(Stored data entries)

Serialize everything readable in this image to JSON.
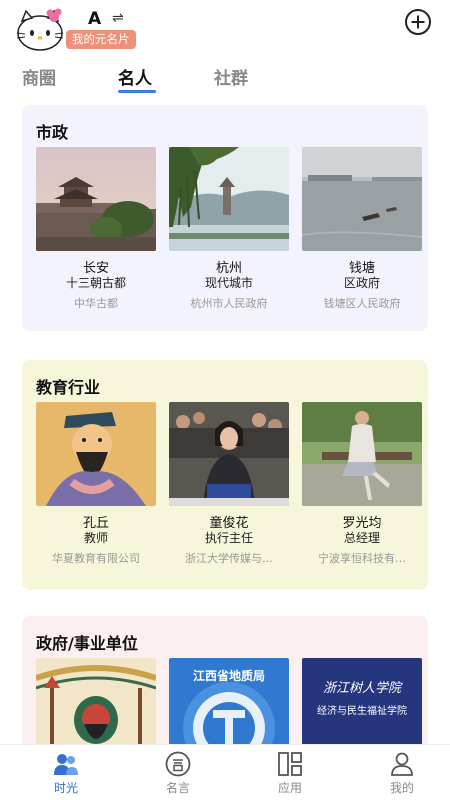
{
  "header": {
    "user_name": "A",
    "switch_icon": "⇌",
    "card_badge": "我的元名片",
    "avatar_icon": "hello-kitty-avatar",
    "add_icon": "plus-circle-icon"
  },
  "tabs": [
    {
      "label": "商圈",
      "active": false
    },
    {
      "label": "名人",
      "active": true
    },
    {
      "label": "社群",
      "active": false
    }
  ],
  "sections": [
    {
      "title": "市政",
      "background": "#f2f3fc",
      "items": [
        {
          "name": "长安",
          "subtitle": "十三朝古都",
          "org": "中华古都",
          "thumb": "gate-tower-photo"
        },
        {
          "name": "杭州",
          "subtitle": "现代城市",
          "org": "杭州市人民政府",
          "thumb": "lake-pagoda-photo"
        },
        {
          "name": "钱塘",
          "subtitle": "区政府",
          "org": "钱塘区人民政府",
          "thumb": "river-boats-photo"
        }
      ]
    },
    {
      "title": "教育行业",
      "background": "#f7f6da",
      "items": [
        {
          "name": "孔丘",
          "subtitle": "教师",
          "org": "华夏教育有限公司",
          "thumb": "confucius-portrait"
        },
        {
          "name": "童俊花",
          "subtitle": "执行主任",
          "org": "浙江大学传媒与…",
          "thumb": "speaker-photo"
        },
        {
          "name": "罗光均",
          "subtitle": "总经理",
          "org": "宁波享恒科技有…",
          "thumb": "park-person-photo"
        }
      ]
    },
    {
      "title": "政府/事业单位",
      "background": "#fbeff0",
      "items": [
        {
          "name": "",
          "subtitle": "",
          "org": "",
          "thumb": "guan-yu-illustration"
        },
        {
          "name": "",
          "subtitle": "",
          "org": "",
          "thumb": "geology-bureau-logo",
          "thumb_text": "江西省地质局"
        },
        {
          "name": "",
          "subtitle": "",
          "org": "",
          "thumb": "college-banner",
          "thumb_text": "浙江树人学院",
          "thumb_text2": "经济与民生福祉学院"
        }
      ]
    }
  ],
  "bottom_nav": [
    {
      "label": "时光",
      "icon": "people-icon",
      "active": true
    },
    {
      "label": "名言",
      "icon": "quote-circle-icon",
      "active": false
    },
    {
      "label": "应用",
      "icon": "grid-apps-icon",
      "active": false
    },
    {
      "label": "我的",
      "icon": "person-icon",
      "active": false
    }
  ]
}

*YOUR GOAL:*
Copy all the data exactly as written, but skip any picture.

*TASK SOLUTION:*
Serialize everything readable in this image to JSON.
{
  "header": {
    "user_name": "A",
    "switch_icon": "⇌",
    "card_badge": "我的元名片",
    "avatar_icon": "hello-kitty-avatar",
    "add_icon": "plus-circle-icon"
  },
  "tabs": [
    {
      "label": "商圈",
      "active": false
    },
    {
      "label": "名人",
      "active": true
    },
    {
      "label": "社群",
      "active": false
    }
  ],
  "sections": [
    {
      "title": "市政",
      "background": "#f2f3fc",
      "items": [
        {
          "name": "长安",
          "subtitle": "十三朝古都",
          "org": "中华古都",
          "thumb": "gate-tower-photo"
        },
        {
          "name": "杭州",
          "subtitle": "现代城市",
          "org": "杭州市人民政府",
          "thumb": "lake-pagoda-photo"
        },
        {
          "name": "钱塘",
          "subtitle": "区政府",
          "org": "钱塘区人民政府",
          "thumb": "river-boats-photo"
        }
      ]
    },
    {
      "title": "教育行业",
      "background": "#f7f6da",
      "items": [
        {
          "name": "孔丘",
          "subtitle": "教师",
          "org": "华夏教育有限公司",
          "thumb": "confucius-portrait"
        },
        {
          "name": "童俊花",
          "subtitle": "执行主任",
          "org": "浙江大学传媒与…",
          "thumb": "speaker-photo"
        },
        {
          "name": "罗光均",
          "subtitle": "总经理",
          "org": "宁波享恒科技有…",
          "thumb": "park-person-photo"
        }
      ]
    },
    {
      "title": "政府/事业单位",
      "background": "#fbeff0",
      "items": [
        {
          "name": "",
          "subtitle": "",
          "org": "",
          "thumb": "guan-yu-illustration"
        },
        {
          "name": "",
          "subtitle": "",
          "org": "",
          "thumb": "geology-bureau-logo",
          "thumb_text": "江西省地质局"
        },
        {
          "name": "",
          "subtitle": "",
          "org": "",
          "thumb": "college-banner",
          "thumb_text": "浙江树人学院",
          "thumb_text2": "经济与民生福祉学院"
        }
      ]
    }
  ],
  "bottom_nav": [
    {
      "label": "时光",
      "icon": "people-icon",
      "active": true
    },
    {
      "label": "名言",
      "icon": "quote-circle-icon",
      "active": false
    },
    {
      "label": "应用",
      "icon": "grid-apps-icon",
      "active": false
    },
    {
      "label": "我的",
      "icon": "person-icon",
      "active": false
    }
  ]
}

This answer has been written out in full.